__Exercise directions__:
Copy every record word for word.

__Recorded data__:
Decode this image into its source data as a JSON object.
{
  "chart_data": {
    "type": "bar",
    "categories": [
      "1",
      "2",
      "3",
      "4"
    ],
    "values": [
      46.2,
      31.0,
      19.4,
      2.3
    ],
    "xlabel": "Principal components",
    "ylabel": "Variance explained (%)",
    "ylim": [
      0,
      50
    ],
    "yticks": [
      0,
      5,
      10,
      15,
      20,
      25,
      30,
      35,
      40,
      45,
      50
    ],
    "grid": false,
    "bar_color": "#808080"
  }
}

__Exercise result__:
Decode this image into its source data as a JSON object.
{
  "chart_data": {
    "type": "bar",
    "categories": [
      "1",
      "2",
      "3",
      "4"
    ],
    "values": [
      46.2,
      31.0,
      19.4,
      2.3
    ],
    "xlabel": "Principal components",
    "ylabel": "Variance explained (%)",
    "ylim": [
      0,
      50
    ],
    "yticks": [
      0,
      5,
      10,
      15,
      20,
      25,
      30,
      35,
      40,
      45,
      50
    ],
    "grid": false,
    "bar_color": "#808080"
  }
}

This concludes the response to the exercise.